*Text shown*.
#####

My quote was from the first sentence of RFC1738, sec 3.3 (HTTP), para 4.

> What is source of your definition of "valid query argument separator"?
<searchpath> is also better defined in RFC2396, section 3.4:
Within a query component, the characters ";", "/", "?", ":", "@",
"&", "=", "+", ",", and "$" are reserved.
Reserved because they have special meanings.

> > - Having a single valid URL for a given resource greatly improves cache
> > hit rates (and we do use caching heavily on the new site, 60% hit rate
> > at the moment, see further down as well).
> Redirecting clients to new URLs would give you perfect caching as well.
That's why I say i'm willing to do redirection at the cache level.
I do NOT want lots of users with old links to hit the actually web application
if it's just going to redirect all of them to a page that is already in the
cache.

> > - The old parsing and variable usage code was the source of multiple
> > bugs as well as the security issue that shuttered the site.
> Only because it passed the raw, unescaped values directly to shell,
> which is of course badly broken.
Have a look at the recent discussion about HTML5 issues
(http://www.crockford.com/html/), which also applies to web applications:
"HTML 5 is strict in the formulation of HTML entities. In the past, some
browsers have been too forgiving of malformed entities, exposing users to
security exploits. Browsers should not perform heroics to try to make bad
content displayable. Such heroics result in security vulnerabilities."

#####

*Things to do*.
1 - According to the forum post above, what cache hit rate is the new site getting at the moment?
2 - Reproduce the forum post above from "My quote was" up to and including "caching as well.".

#####

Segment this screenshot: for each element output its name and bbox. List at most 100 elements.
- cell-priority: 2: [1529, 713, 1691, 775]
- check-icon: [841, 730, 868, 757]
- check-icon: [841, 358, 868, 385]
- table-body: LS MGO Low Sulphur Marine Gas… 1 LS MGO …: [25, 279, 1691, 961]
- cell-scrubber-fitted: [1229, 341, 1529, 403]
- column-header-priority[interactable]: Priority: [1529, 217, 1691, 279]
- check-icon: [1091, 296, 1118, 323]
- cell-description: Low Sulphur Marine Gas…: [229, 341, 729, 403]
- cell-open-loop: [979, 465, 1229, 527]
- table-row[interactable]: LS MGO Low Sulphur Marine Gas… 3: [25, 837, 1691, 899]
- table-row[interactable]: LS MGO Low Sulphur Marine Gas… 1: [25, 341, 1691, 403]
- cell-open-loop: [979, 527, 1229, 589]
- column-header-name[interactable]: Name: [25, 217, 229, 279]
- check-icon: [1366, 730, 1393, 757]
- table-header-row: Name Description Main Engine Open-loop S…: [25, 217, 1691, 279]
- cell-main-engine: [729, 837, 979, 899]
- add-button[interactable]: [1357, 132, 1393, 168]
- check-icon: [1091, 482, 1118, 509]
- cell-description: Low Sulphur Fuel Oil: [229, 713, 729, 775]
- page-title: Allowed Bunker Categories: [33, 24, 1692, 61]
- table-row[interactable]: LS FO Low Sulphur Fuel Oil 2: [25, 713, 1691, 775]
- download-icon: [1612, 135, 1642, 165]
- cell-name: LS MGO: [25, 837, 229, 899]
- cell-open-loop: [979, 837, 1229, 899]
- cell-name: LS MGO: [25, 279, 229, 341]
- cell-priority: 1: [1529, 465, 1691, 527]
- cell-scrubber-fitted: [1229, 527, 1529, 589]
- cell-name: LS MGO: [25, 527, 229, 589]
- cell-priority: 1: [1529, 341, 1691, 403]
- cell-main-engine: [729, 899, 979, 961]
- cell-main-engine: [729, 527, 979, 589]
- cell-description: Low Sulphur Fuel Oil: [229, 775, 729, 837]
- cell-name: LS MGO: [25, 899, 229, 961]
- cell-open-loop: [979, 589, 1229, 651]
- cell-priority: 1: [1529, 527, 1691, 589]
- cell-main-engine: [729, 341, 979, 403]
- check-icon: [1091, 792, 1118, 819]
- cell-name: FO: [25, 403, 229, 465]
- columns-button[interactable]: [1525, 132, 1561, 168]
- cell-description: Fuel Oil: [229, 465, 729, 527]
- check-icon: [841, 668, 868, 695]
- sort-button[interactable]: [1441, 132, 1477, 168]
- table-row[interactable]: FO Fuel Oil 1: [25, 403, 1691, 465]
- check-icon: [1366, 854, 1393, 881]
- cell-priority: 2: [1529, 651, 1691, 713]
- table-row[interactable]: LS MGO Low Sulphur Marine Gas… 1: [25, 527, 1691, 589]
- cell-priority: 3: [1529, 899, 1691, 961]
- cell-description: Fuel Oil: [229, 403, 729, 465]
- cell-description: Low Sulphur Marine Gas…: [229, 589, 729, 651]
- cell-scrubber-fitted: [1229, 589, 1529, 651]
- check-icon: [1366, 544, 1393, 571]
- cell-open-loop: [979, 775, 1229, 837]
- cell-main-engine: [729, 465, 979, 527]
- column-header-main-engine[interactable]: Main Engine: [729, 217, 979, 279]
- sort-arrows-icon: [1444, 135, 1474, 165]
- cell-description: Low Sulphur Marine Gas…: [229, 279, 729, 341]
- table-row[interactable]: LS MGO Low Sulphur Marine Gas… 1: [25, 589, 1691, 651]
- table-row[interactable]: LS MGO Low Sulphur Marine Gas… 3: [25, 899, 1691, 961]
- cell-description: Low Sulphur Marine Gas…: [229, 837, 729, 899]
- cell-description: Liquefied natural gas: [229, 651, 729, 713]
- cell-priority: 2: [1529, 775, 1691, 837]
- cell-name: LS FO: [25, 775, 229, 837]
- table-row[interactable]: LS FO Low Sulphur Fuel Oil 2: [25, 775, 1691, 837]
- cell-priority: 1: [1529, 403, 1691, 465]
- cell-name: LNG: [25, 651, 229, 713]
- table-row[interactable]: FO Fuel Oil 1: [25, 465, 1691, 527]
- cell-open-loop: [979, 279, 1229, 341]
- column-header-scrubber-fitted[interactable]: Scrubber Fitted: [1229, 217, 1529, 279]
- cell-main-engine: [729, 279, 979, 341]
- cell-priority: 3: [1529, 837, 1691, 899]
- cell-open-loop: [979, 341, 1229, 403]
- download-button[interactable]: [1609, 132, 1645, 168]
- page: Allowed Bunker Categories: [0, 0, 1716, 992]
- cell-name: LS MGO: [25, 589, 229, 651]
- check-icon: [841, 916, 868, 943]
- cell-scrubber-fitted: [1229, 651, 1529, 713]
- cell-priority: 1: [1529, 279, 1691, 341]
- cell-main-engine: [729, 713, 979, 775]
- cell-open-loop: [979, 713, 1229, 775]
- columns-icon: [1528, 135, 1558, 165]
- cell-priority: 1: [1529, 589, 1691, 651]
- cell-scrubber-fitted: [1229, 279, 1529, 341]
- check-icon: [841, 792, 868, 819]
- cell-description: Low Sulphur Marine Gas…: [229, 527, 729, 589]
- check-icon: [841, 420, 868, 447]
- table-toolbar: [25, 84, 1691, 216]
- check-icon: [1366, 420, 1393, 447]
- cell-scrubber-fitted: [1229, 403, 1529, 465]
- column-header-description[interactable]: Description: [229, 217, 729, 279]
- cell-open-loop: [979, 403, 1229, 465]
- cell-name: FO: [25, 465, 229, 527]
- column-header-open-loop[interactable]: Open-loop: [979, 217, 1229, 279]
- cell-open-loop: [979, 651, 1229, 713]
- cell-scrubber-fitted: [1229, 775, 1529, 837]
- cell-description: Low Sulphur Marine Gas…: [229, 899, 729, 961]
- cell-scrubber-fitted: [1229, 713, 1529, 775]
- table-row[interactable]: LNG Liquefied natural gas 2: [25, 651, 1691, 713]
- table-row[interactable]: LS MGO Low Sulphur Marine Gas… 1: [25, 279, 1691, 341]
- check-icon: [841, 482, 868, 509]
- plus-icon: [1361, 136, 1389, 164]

#####

*Responses in order*.
1 - 60%

2 -
My quote was from the first sentence of RFC1738, sec 3.3 (HTTP), para 4.

> What is source of your definition of "valid query argument separator"?
<searchpath> is also better defined in RFC2396, section 3.4:
Within a query component, the characters ";", "/", "?", ":", "@",
"&", "=", "+", ",", and "$" are reserved.
Reserved because they have special meanings.

> > - Having a single valid URL for a given resource greatly improves cache
> > hit rates (and we do use caching heavily on the new site, 60% hit rate
> > at the moment, see further down as well).
> Redirecting clients to new URLs would give you perfect caching as well.